=== Entries from a dataset ===
* * *

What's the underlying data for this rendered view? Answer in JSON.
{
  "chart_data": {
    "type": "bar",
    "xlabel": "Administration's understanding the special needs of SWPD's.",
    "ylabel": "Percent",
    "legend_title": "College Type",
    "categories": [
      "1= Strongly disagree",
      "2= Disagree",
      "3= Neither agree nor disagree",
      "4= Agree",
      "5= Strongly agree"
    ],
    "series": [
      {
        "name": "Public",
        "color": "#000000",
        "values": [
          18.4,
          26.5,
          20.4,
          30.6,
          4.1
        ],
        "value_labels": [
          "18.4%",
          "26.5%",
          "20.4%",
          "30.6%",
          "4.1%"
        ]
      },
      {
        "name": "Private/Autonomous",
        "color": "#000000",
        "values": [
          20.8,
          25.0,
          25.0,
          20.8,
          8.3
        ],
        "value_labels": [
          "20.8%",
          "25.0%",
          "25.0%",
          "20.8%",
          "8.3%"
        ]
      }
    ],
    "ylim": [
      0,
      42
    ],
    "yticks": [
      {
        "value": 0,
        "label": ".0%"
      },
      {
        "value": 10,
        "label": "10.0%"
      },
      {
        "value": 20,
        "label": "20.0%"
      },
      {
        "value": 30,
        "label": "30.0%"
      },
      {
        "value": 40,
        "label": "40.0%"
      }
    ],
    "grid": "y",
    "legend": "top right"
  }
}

* * *

=== YOUR GOAL ===
Give back the whole listing, word for word.

=== WRITTEN SOLUTION ===
What's the underlying data for this rendered view? Answer in JSON.
{
  "chart_data": {
    "type": "bar",
    "xlabel": "Administration's understanding the special needs of SWPD's.",
    "ylabel": "Percent",
    "legend_title": "College Type",
    "categories": [
      "1= Strongly disagree",
      "2= Disagree",
      "3= Neither agree nor disagree",
      "4= Agree",
      "5= Strongly agree"
    ],
    "series": [
      {
        "name": "Public",
        "color": "#000000",
        "values": [
          18.4,
          26.5,
          20.4,
          30.6,
          4.1
        ],
        "value_labels": [
          "18.4%",
          "26.5%",
          "20.4%",
          "30.6%",
          "4.1%"
        ]
      },
      {
        "name": "Private/Autonomous",
        "color": "#000000",
        "values": [
          20.8,
          25.0,
          25.0,
          20.8,
          8.3
        ],
        "value_labels": [
          "20.8%",
          "25.0%",
          "25.0%",
          "20.8%",
          "8.3%"
        ]
      }
    ],
    "ylim": [
      0,
      42
    ],
    "yticks": [
      {
        "value": 0,
        "label": ".0%"
      },
      {
        "value": 10,
        "label": "10.0%"
      },
      {
        "value": 20,
        "label": "20.0%"
      },
      {
        "value": 30,
        "label": "30.0%"
      },
      {
        "value": 40,
        "label": "40.0%"
      }
    ],
    "grid": "y",
    "legend": "top right"
  }
}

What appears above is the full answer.